▶ Material to process:
────────────────
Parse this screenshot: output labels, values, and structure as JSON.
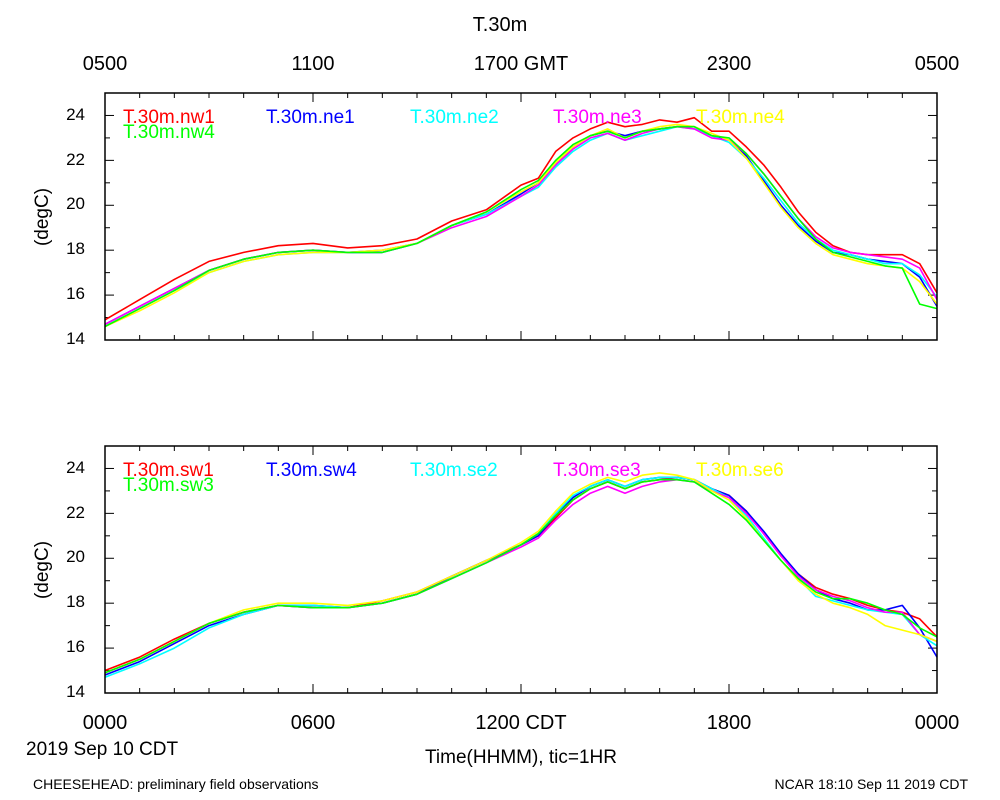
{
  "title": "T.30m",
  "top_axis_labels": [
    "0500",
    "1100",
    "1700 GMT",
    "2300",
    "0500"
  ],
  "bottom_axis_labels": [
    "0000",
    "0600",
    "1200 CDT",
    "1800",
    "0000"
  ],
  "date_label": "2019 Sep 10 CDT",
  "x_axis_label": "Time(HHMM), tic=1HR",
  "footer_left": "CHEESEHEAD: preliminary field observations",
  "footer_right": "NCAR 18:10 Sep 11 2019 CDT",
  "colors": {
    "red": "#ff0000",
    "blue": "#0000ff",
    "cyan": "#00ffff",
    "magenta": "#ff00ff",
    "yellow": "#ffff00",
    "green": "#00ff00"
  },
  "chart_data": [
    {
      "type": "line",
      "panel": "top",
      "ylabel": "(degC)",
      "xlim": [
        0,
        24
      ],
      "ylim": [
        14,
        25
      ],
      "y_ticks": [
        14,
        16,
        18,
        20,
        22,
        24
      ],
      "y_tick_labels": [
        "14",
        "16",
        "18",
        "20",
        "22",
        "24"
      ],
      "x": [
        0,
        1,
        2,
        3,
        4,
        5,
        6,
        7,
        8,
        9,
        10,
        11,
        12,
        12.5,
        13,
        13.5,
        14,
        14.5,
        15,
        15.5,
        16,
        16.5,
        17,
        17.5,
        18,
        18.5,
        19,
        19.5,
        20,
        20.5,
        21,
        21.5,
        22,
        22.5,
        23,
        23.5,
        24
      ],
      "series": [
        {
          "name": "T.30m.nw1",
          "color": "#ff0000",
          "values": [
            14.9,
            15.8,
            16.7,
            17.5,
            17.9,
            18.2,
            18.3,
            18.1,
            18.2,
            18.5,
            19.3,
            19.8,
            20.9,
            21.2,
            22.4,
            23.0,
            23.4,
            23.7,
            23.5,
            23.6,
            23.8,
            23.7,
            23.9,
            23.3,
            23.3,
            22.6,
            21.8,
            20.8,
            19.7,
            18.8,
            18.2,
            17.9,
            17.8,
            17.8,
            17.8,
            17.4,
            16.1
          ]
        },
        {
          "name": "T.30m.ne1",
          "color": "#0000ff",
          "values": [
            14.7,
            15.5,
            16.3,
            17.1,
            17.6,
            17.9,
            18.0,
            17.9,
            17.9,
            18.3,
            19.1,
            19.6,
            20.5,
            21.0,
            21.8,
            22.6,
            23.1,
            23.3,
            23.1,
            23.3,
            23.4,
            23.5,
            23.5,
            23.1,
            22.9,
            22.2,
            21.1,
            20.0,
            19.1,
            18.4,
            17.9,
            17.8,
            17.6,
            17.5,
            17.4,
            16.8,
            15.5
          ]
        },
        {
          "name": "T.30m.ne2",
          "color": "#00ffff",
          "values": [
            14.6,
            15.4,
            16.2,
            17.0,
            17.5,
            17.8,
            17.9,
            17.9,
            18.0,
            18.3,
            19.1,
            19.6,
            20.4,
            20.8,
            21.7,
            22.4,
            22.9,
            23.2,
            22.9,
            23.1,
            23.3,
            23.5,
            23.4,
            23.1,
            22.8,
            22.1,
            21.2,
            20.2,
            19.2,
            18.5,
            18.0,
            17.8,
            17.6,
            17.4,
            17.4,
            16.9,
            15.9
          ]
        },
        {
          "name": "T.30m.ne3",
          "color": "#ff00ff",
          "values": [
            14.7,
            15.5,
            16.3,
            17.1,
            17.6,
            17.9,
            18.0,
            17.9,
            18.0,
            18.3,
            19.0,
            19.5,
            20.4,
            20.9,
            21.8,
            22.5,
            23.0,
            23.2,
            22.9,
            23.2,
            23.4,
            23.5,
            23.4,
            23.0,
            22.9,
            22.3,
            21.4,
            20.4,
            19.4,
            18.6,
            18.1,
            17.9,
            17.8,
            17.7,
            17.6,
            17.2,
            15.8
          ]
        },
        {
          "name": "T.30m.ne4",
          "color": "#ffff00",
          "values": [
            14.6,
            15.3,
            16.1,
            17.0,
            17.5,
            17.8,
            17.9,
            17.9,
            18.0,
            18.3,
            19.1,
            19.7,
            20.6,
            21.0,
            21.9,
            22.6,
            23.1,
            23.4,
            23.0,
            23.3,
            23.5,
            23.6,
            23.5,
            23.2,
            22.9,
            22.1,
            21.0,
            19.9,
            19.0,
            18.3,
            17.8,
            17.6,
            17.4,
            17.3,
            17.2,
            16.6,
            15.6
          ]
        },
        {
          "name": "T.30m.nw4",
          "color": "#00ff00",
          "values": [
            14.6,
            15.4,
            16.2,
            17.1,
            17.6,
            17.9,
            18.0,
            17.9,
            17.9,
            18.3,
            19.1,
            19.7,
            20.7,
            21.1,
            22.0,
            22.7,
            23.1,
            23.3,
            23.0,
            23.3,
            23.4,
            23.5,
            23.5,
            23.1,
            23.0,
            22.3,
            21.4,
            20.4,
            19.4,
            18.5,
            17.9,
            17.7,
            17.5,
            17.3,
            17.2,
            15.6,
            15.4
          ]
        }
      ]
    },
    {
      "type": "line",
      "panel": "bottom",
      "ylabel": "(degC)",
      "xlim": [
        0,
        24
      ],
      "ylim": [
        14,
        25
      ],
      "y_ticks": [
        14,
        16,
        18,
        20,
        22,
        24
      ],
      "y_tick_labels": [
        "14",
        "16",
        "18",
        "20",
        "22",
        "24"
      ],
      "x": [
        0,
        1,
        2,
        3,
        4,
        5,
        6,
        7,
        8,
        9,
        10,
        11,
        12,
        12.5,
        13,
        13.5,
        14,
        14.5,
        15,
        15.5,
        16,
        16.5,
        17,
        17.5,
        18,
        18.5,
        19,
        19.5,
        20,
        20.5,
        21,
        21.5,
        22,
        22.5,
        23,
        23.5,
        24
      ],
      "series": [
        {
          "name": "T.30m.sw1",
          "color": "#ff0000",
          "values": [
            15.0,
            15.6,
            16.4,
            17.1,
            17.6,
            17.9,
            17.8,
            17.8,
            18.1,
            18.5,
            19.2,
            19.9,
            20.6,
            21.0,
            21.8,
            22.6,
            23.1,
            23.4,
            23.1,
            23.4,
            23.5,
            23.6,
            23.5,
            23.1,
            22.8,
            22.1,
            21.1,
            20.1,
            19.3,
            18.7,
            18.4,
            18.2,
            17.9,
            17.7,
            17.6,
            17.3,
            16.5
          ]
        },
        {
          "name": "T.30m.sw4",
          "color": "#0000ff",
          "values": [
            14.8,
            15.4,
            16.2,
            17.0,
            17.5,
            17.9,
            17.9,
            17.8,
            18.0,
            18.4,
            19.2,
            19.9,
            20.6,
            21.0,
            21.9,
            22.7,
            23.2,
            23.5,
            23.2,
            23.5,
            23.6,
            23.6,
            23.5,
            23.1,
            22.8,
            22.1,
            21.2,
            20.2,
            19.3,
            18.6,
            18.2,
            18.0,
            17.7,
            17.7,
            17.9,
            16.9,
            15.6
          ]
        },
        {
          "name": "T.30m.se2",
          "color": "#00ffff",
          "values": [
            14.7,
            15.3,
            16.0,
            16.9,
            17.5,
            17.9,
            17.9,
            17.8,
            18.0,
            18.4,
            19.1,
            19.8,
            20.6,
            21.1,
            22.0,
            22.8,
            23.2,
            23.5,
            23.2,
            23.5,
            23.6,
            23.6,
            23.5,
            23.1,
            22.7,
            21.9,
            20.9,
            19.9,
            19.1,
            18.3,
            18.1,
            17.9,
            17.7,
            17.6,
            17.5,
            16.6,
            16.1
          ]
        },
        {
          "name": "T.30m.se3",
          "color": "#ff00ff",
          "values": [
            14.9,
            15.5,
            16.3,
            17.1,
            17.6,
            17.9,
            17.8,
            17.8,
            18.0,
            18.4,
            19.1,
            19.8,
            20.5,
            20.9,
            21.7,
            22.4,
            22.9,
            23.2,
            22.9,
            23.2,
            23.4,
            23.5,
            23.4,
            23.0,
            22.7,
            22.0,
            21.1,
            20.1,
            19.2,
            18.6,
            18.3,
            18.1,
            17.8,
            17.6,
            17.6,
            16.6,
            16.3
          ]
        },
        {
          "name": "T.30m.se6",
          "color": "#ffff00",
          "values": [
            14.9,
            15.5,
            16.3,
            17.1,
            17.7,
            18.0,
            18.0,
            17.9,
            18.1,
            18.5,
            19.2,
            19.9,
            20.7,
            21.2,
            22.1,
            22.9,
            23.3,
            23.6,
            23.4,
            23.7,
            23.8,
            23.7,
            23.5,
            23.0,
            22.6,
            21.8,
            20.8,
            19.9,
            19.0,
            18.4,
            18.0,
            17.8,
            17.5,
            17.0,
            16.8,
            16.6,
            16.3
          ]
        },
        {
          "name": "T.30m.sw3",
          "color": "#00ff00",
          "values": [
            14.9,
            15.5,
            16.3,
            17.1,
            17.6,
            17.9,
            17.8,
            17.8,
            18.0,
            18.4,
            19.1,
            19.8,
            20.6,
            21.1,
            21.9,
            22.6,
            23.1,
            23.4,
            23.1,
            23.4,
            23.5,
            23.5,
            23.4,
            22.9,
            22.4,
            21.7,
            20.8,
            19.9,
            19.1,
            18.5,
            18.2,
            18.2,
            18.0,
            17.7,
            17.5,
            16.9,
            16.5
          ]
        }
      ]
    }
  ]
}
────────────────
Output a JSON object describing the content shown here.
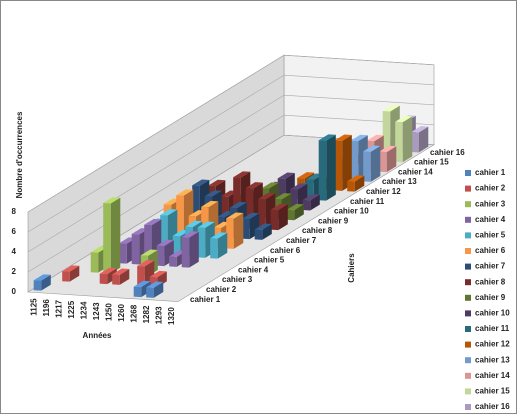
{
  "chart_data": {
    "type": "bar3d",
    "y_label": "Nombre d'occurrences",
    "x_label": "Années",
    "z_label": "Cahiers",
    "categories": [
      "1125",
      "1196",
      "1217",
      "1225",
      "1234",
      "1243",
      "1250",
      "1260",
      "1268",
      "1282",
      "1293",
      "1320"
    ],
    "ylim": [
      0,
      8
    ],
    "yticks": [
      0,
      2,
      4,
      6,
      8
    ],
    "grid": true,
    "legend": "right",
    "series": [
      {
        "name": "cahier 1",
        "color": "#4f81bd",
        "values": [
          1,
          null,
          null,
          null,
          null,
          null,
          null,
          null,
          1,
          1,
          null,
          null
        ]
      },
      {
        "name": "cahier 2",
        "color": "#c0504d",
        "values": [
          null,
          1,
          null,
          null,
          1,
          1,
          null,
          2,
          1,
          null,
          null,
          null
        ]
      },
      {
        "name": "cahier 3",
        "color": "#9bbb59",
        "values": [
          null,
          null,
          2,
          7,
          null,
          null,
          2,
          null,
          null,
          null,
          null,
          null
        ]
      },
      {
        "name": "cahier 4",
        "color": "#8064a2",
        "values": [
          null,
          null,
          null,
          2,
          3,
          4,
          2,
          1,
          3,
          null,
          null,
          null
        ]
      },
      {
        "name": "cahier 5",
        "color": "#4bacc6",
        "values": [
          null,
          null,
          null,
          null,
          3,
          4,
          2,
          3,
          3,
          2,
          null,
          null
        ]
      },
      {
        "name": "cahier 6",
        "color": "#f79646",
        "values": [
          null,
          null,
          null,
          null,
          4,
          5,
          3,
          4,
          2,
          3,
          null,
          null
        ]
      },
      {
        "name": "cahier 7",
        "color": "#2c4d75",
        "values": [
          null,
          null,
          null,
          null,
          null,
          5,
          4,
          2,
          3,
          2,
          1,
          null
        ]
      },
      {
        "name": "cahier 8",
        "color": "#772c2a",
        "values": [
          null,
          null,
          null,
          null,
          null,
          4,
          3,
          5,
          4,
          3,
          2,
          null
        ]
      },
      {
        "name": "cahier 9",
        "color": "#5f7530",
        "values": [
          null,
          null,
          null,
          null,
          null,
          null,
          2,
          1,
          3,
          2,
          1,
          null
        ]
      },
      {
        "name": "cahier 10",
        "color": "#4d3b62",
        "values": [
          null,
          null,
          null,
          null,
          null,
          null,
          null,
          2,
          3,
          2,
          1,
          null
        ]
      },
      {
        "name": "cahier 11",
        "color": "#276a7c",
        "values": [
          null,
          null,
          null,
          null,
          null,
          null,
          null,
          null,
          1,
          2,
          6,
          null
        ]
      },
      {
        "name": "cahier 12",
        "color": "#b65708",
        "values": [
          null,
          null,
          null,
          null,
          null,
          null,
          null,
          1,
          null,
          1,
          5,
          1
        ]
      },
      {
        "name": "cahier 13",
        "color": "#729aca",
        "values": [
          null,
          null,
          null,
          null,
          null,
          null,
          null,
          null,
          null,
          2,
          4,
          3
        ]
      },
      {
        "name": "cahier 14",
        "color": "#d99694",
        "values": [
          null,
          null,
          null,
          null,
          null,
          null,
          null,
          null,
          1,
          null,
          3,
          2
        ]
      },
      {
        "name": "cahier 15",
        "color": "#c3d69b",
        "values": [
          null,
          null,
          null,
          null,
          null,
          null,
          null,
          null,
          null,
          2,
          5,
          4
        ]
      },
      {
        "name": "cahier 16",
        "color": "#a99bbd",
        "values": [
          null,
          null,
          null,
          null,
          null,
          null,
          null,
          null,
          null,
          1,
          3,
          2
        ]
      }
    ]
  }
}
────────────────
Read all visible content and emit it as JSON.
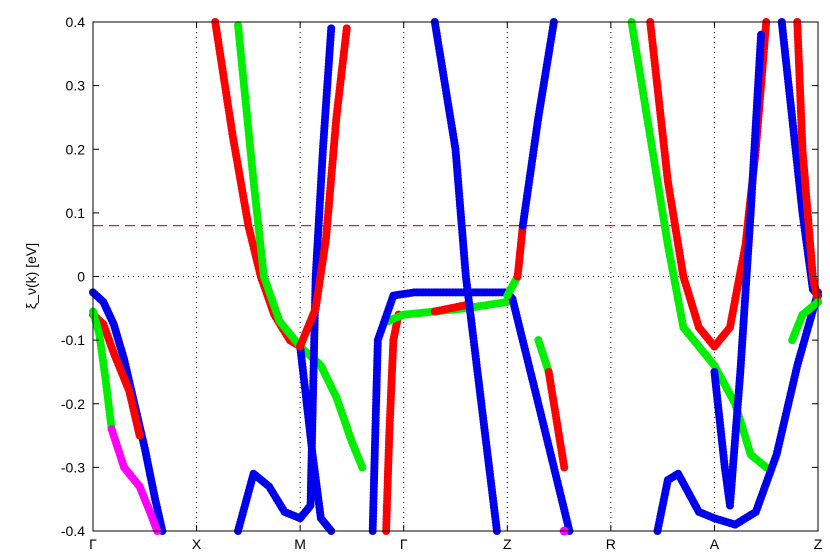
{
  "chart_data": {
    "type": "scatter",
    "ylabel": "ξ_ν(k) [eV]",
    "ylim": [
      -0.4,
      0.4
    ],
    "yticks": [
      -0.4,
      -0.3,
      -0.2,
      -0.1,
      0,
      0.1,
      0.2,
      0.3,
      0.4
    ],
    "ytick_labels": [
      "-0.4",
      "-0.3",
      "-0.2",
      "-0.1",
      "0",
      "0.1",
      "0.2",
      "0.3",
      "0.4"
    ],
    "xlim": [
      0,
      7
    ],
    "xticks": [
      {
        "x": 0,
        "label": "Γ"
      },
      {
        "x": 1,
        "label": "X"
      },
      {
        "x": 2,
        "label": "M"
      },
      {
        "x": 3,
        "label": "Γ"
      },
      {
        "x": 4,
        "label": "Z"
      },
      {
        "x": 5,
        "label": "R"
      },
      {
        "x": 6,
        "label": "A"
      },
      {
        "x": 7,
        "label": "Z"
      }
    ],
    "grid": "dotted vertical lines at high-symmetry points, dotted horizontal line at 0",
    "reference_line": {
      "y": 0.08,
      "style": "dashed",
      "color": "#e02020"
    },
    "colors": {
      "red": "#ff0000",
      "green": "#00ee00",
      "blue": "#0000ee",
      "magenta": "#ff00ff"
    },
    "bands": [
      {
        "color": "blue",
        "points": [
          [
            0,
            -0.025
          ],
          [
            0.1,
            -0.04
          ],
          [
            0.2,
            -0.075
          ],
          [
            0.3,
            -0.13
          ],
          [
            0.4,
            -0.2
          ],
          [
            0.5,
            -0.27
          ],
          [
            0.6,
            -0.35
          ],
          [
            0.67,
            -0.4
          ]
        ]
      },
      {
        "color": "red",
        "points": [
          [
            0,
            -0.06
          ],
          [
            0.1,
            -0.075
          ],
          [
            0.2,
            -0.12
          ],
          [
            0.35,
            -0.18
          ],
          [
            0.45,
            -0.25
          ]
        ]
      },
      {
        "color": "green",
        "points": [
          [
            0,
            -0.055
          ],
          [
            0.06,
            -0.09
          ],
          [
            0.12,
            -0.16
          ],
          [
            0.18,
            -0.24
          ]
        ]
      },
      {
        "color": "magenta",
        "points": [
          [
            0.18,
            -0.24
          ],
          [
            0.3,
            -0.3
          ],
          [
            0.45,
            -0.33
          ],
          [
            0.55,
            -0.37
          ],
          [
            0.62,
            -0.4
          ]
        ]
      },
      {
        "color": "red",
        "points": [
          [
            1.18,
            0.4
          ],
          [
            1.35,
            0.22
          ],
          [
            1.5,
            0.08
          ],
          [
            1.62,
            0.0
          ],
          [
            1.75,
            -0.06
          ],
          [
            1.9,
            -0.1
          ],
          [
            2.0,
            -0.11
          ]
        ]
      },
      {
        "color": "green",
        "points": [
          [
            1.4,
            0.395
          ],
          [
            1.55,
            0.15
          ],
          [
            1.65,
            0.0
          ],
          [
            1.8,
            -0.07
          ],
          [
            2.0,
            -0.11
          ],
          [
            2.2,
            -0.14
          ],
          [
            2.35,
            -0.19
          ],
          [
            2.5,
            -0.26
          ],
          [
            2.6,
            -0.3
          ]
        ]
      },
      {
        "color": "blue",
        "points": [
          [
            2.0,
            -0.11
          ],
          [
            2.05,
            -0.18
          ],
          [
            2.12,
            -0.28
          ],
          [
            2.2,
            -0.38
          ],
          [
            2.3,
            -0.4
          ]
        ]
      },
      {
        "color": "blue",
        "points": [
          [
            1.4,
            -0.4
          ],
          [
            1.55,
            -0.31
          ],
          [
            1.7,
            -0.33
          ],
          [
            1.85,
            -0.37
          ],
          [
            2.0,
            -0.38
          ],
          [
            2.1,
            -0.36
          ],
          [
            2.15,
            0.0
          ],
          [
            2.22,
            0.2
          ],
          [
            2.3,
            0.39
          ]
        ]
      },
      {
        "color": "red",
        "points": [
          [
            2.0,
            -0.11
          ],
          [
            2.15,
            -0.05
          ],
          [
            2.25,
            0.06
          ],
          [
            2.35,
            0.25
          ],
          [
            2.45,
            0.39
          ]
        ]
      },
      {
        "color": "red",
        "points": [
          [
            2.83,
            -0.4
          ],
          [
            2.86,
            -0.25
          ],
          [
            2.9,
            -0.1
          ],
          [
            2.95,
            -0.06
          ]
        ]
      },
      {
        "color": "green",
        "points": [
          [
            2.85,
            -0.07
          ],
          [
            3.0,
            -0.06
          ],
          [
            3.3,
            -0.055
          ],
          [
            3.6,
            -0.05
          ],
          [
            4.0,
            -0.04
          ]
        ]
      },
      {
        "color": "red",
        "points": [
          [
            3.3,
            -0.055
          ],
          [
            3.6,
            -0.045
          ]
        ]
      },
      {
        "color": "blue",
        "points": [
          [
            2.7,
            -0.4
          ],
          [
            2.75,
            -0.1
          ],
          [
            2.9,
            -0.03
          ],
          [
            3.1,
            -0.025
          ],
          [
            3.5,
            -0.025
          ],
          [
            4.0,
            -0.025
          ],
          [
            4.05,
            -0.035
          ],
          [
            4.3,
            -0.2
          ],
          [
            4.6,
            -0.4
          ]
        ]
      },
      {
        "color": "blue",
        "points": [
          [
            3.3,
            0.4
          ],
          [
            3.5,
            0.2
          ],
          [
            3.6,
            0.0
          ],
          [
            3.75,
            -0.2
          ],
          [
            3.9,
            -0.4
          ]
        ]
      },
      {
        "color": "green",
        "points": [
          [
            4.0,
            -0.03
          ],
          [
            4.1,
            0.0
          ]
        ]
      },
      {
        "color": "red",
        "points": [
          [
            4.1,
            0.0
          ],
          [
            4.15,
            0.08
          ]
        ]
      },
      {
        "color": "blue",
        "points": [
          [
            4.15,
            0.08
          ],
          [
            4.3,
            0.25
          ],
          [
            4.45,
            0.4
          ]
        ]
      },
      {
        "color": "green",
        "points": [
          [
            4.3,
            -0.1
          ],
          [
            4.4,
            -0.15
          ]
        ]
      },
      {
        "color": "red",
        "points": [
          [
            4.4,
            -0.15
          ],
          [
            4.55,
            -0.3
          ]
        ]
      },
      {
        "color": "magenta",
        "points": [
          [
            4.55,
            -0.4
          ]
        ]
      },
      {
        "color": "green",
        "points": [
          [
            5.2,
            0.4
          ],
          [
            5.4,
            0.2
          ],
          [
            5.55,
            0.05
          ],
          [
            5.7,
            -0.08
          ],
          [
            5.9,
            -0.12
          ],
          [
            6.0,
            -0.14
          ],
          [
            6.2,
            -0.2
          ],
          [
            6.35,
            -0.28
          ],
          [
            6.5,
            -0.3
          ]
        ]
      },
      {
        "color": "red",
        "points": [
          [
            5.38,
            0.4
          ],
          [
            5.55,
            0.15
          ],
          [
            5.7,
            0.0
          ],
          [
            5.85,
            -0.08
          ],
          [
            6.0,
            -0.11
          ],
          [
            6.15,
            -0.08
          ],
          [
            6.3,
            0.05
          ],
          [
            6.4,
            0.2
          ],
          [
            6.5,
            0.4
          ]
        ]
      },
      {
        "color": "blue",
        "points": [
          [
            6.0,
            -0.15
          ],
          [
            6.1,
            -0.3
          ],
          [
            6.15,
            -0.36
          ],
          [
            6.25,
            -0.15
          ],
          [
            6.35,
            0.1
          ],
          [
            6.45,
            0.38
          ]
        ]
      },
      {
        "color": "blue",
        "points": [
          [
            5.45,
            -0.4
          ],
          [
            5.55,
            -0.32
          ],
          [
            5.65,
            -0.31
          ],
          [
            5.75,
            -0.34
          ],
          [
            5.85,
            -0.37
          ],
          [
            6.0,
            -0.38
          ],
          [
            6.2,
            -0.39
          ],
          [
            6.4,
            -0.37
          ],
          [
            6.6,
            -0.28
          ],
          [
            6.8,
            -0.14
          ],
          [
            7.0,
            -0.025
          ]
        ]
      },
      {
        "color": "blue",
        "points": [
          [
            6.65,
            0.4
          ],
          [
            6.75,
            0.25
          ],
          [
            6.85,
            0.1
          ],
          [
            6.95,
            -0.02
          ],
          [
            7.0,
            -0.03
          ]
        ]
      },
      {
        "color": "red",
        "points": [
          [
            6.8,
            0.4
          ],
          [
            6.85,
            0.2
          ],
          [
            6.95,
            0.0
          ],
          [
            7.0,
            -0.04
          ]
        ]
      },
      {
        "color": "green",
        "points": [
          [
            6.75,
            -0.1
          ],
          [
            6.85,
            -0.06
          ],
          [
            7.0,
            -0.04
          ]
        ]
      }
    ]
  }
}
────────────────
▶ What you are asked to do: Go through the material above and count the lines that contain "content"; give that number alone.

▶ Response to the exercise: 2